[Aim of the task]
Select all lines in the records that include "按销售金额".

[Dataset excerpts]
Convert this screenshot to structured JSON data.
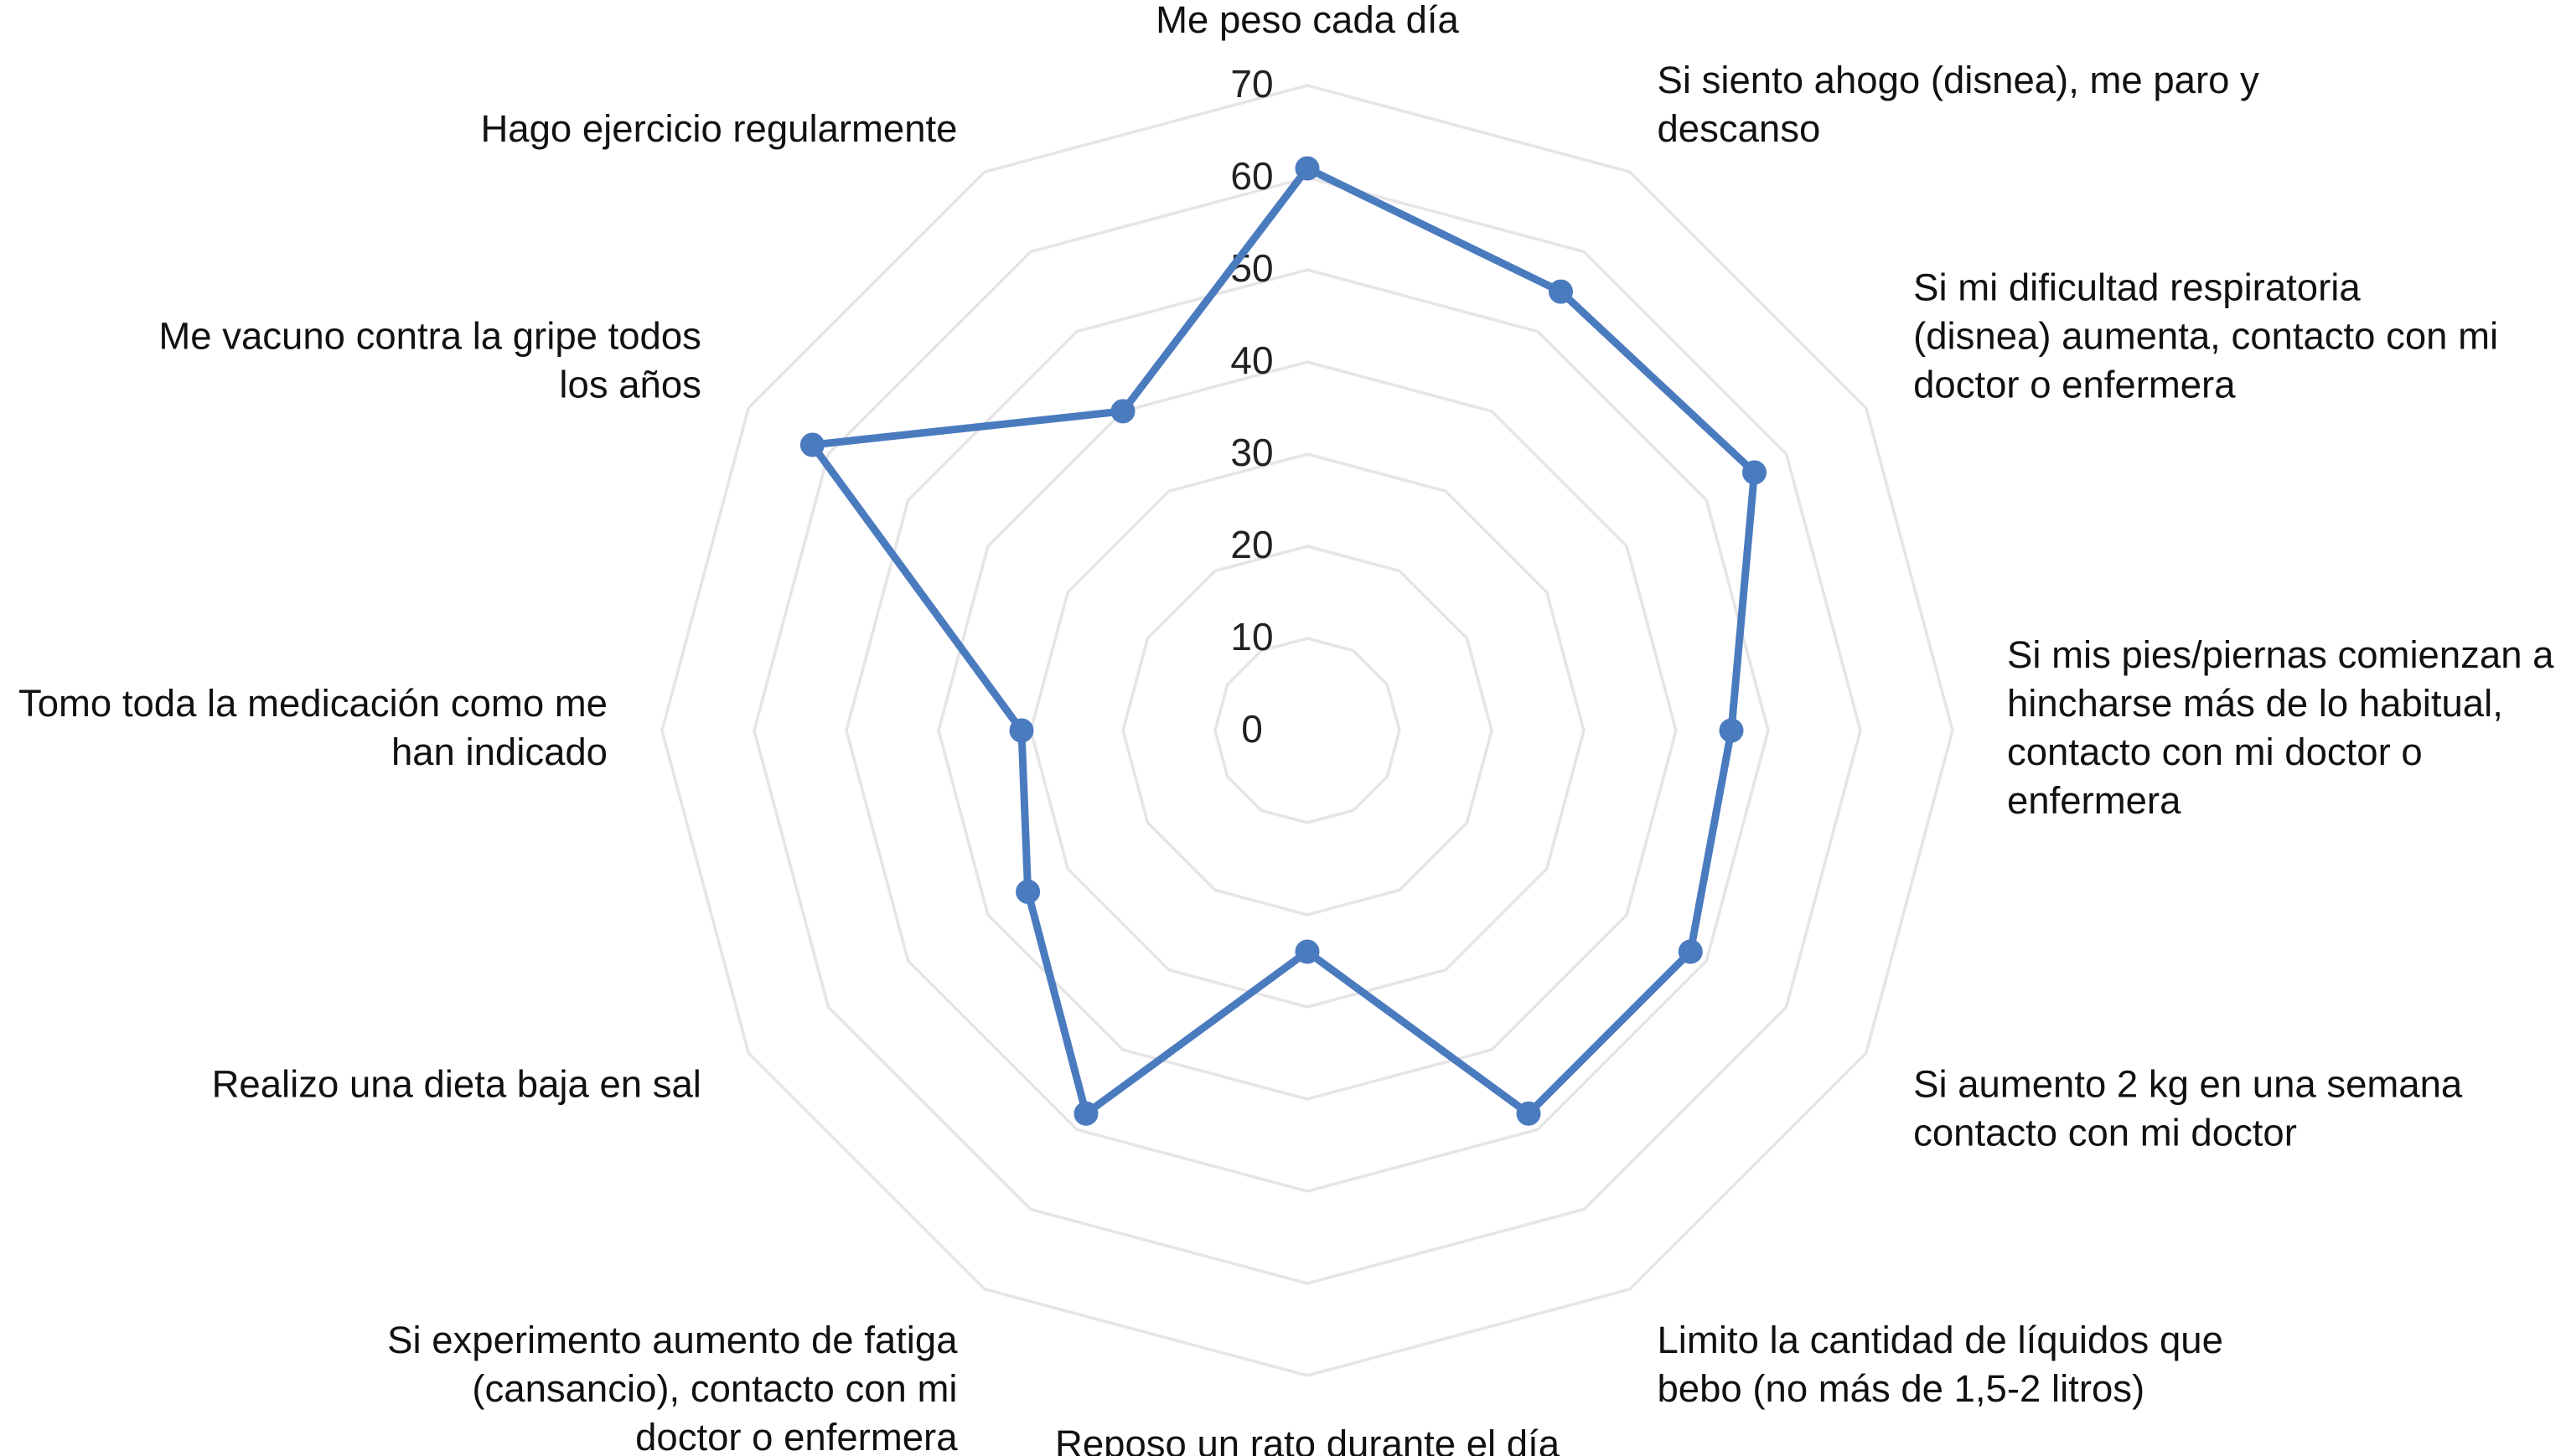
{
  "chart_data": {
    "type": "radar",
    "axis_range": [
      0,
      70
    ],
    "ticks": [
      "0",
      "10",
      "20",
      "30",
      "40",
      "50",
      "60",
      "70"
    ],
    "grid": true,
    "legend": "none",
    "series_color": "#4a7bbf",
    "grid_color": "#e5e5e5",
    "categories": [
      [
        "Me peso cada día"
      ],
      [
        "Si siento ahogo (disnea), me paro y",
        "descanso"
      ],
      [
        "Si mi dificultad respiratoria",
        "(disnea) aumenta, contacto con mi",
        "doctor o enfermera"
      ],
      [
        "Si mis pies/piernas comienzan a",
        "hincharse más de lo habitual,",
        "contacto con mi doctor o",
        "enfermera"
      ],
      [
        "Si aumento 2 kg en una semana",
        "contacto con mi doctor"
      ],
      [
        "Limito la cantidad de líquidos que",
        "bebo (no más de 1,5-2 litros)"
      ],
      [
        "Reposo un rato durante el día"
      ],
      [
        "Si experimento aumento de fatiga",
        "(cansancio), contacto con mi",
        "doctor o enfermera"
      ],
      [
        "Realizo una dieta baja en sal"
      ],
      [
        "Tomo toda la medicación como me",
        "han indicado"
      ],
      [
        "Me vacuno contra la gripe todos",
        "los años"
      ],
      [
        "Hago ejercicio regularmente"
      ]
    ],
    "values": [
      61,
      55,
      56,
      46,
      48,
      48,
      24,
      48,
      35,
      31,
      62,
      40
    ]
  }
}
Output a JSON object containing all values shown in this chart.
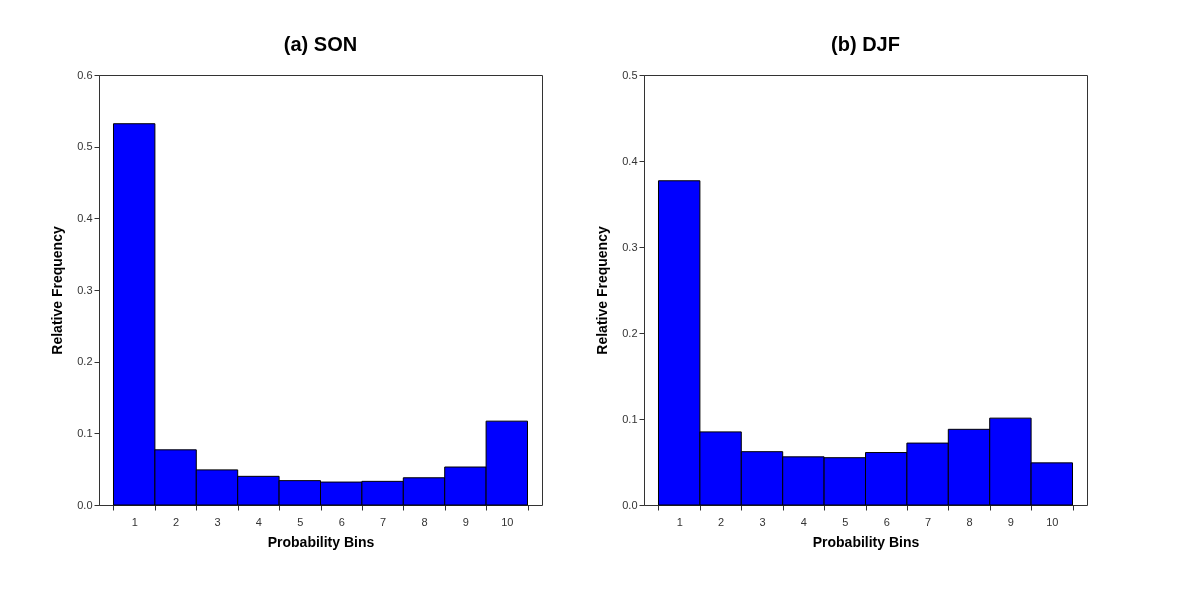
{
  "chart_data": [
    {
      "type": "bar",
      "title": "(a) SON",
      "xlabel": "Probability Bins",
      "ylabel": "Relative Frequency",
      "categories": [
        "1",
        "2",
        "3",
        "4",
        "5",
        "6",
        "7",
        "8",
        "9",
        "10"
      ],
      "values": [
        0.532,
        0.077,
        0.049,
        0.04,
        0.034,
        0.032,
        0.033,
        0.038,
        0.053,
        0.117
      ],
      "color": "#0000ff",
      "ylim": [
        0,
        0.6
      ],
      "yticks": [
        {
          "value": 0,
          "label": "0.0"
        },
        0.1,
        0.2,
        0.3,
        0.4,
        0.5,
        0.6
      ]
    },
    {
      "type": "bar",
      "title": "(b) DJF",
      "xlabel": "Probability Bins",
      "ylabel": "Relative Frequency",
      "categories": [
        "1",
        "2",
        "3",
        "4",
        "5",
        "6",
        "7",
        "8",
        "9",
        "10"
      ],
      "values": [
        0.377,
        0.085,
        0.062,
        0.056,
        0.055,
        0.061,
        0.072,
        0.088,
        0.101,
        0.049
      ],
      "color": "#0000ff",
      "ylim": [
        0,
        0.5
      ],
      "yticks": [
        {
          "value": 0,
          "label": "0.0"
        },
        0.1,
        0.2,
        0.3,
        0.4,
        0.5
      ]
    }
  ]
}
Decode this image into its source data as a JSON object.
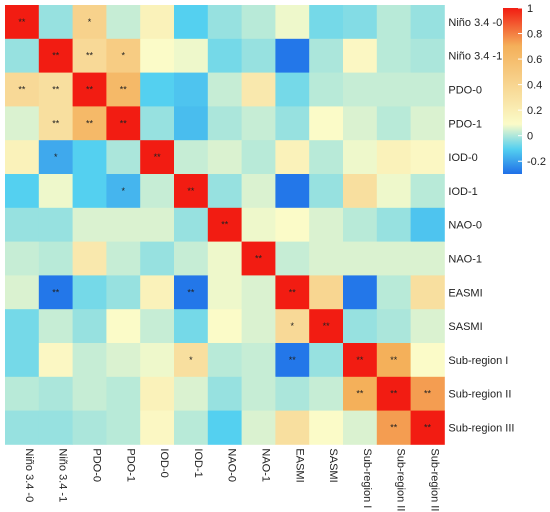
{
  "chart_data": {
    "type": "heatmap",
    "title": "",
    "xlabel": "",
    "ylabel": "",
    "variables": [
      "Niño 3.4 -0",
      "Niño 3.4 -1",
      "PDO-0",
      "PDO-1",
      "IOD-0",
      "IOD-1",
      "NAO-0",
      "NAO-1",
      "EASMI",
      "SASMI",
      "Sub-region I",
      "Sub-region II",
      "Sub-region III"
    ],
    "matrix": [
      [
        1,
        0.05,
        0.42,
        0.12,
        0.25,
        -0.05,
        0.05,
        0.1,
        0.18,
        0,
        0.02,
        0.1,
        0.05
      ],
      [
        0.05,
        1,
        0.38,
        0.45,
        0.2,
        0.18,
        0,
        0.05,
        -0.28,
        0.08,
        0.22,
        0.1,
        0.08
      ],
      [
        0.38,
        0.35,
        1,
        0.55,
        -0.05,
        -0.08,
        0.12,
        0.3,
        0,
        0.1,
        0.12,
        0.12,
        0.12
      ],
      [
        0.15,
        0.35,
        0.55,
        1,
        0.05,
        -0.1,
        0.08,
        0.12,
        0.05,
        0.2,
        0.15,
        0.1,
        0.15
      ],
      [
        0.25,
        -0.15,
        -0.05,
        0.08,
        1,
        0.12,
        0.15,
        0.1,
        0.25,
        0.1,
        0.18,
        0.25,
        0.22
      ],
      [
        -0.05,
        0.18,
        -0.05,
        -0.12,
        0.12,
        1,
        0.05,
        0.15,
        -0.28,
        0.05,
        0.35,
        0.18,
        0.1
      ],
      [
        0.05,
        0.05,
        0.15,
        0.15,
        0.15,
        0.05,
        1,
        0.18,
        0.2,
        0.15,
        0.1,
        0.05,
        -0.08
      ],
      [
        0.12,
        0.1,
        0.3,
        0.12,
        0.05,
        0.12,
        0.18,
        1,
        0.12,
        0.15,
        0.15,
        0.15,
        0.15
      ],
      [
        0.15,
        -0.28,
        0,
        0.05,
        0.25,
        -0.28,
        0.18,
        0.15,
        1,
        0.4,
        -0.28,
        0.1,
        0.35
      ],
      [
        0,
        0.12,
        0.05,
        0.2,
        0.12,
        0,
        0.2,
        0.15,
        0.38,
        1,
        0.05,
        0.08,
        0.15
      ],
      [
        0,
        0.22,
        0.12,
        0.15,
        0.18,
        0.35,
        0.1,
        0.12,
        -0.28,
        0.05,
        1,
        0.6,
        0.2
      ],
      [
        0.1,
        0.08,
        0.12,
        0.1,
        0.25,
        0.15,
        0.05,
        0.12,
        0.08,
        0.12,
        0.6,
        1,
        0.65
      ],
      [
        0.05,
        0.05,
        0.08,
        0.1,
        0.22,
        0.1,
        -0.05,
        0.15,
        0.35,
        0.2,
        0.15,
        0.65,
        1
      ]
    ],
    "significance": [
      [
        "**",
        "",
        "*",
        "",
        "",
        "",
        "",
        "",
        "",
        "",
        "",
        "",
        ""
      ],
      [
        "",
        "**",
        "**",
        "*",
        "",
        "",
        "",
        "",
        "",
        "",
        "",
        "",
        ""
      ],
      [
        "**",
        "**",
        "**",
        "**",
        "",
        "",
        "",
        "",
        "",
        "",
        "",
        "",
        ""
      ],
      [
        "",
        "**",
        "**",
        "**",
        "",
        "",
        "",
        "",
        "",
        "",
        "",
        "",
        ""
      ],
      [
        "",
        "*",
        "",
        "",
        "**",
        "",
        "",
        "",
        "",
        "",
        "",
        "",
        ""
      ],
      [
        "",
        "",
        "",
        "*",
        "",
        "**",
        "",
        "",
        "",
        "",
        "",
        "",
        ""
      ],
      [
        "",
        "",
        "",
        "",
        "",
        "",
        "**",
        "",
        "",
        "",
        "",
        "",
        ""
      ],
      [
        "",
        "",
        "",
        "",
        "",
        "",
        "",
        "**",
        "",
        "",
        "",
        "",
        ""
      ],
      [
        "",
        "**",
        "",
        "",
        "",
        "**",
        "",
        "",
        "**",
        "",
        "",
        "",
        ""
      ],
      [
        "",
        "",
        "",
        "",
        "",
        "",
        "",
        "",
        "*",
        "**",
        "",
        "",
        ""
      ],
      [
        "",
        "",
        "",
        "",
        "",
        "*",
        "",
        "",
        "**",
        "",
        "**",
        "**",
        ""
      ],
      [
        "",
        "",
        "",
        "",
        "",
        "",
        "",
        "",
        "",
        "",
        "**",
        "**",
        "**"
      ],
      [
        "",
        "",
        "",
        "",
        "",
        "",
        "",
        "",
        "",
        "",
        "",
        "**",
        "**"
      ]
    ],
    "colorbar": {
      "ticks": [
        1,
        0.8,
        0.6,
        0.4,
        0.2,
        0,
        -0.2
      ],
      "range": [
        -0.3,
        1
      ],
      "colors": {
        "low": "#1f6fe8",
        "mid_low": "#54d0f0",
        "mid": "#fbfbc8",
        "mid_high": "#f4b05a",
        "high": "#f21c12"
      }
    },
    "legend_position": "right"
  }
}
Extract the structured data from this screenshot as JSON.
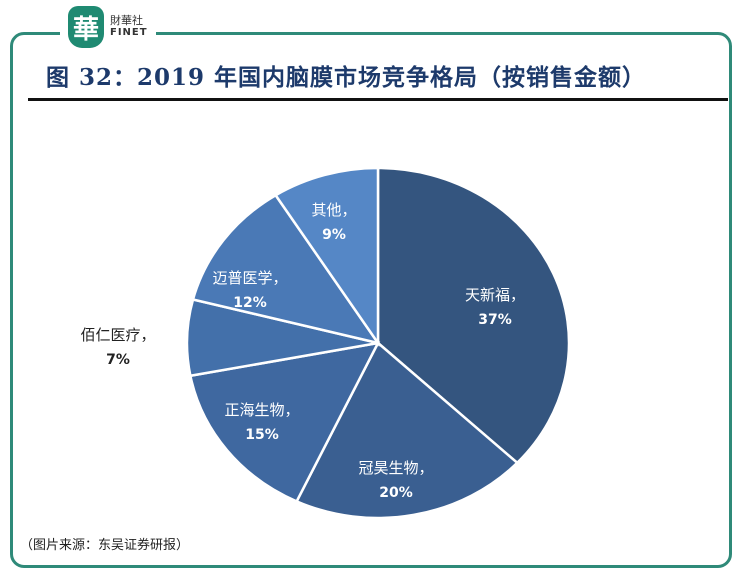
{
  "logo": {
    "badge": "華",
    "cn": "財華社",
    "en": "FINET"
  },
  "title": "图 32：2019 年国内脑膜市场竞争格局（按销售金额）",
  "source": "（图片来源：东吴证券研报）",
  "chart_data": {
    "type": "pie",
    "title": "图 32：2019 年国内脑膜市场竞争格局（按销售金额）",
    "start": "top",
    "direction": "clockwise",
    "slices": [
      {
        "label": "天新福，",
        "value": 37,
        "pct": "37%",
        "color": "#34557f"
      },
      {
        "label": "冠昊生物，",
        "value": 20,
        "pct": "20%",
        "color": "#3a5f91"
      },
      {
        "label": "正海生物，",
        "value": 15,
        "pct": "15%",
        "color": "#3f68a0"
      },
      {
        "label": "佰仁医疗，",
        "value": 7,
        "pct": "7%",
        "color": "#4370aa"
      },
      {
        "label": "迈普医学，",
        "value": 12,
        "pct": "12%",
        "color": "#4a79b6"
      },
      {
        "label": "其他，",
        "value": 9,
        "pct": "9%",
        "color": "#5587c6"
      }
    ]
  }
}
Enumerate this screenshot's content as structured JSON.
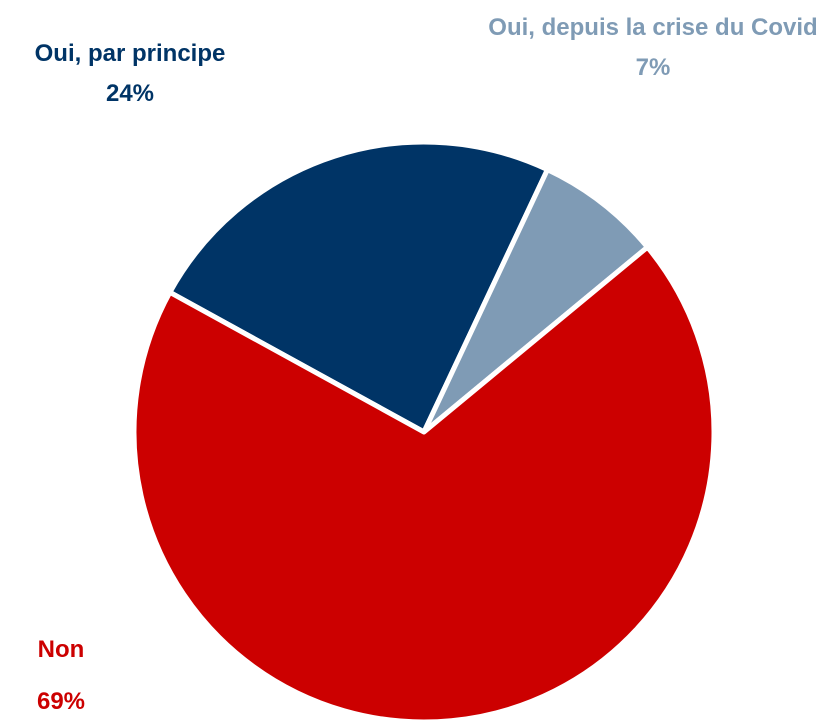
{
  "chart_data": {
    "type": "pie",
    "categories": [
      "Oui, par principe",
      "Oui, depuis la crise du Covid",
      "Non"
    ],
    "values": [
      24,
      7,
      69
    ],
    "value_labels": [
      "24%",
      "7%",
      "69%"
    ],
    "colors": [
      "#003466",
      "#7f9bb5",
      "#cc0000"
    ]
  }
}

[Full answer]
  "title": "图 32：2019 年国内脑膜市场竞争格局（按销售金额）",
    "title": "图 32：2019 年国内脑膜市场竞争格局（按销售金额）",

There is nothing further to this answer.